Stored data entries
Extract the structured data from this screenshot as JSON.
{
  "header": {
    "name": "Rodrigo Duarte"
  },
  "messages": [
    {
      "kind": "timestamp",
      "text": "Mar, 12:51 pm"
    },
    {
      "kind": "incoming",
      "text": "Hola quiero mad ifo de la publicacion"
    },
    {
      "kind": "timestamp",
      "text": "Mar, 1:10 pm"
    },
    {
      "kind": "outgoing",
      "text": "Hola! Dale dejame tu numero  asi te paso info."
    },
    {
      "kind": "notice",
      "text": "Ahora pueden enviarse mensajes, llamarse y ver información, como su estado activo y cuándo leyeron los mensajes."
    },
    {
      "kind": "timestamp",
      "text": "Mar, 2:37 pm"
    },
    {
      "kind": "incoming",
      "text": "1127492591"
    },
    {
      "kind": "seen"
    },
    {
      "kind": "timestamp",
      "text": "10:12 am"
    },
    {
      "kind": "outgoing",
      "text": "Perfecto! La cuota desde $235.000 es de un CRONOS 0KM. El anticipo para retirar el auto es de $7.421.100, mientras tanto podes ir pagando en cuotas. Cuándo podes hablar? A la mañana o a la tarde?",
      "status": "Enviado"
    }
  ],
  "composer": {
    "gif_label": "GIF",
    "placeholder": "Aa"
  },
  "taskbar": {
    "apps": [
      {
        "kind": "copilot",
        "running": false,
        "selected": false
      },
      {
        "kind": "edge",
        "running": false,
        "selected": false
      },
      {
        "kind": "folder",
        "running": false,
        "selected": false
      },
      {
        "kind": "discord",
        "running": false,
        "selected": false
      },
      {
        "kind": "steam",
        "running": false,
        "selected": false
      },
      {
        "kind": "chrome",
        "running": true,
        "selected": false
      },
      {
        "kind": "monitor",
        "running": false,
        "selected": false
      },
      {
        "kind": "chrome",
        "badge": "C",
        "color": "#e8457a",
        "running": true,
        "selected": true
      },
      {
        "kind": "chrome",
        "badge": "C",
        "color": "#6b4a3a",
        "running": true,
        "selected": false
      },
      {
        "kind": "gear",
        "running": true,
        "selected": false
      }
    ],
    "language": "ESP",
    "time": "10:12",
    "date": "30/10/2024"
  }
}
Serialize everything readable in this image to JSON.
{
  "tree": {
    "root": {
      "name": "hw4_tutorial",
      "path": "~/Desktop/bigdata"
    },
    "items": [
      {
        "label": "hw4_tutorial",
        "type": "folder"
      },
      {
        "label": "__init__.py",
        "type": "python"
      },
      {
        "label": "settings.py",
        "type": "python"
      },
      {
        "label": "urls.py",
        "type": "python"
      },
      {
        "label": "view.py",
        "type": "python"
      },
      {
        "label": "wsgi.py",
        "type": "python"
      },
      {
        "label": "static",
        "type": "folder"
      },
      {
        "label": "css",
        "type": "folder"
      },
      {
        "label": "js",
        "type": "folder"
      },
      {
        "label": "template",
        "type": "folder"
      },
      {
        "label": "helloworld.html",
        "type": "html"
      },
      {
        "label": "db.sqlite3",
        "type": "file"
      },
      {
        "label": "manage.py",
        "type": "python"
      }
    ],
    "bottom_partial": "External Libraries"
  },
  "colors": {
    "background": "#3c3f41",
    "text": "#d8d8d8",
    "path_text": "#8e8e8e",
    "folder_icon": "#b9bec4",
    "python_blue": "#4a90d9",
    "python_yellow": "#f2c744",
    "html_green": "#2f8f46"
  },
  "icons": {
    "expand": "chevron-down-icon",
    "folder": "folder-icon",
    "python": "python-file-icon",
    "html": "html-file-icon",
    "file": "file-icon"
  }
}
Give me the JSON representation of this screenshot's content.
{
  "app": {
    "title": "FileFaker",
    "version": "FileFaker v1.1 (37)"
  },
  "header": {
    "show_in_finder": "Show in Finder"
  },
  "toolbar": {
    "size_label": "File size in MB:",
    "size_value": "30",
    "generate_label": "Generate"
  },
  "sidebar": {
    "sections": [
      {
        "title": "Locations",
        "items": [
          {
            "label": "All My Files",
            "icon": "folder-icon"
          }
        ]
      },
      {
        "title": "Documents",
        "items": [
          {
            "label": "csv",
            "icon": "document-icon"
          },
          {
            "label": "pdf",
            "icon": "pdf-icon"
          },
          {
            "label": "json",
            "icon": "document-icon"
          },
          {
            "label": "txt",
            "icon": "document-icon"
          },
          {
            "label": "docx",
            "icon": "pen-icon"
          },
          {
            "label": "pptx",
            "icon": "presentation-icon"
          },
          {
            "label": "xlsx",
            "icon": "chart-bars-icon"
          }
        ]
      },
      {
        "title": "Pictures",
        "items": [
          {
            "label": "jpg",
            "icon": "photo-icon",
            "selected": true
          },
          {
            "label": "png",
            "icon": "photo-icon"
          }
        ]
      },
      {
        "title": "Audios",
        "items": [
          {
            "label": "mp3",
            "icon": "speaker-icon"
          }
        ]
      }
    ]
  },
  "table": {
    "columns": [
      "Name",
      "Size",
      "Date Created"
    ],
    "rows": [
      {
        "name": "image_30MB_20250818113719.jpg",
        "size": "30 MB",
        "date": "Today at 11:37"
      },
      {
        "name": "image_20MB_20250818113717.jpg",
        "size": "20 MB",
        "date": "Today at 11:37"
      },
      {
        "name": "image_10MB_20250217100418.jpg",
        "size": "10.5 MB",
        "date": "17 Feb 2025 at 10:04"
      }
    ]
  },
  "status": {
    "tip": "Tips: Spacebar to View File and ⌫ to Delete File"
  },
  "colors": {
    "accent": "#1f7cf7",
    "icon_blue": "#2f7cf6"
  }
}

### TASK
Go through the entries above and pull out each line with "FileFaker" in it.

### RESULT
    "title": "FileFaker",
    "version": "FileFaker v1.1 (37)"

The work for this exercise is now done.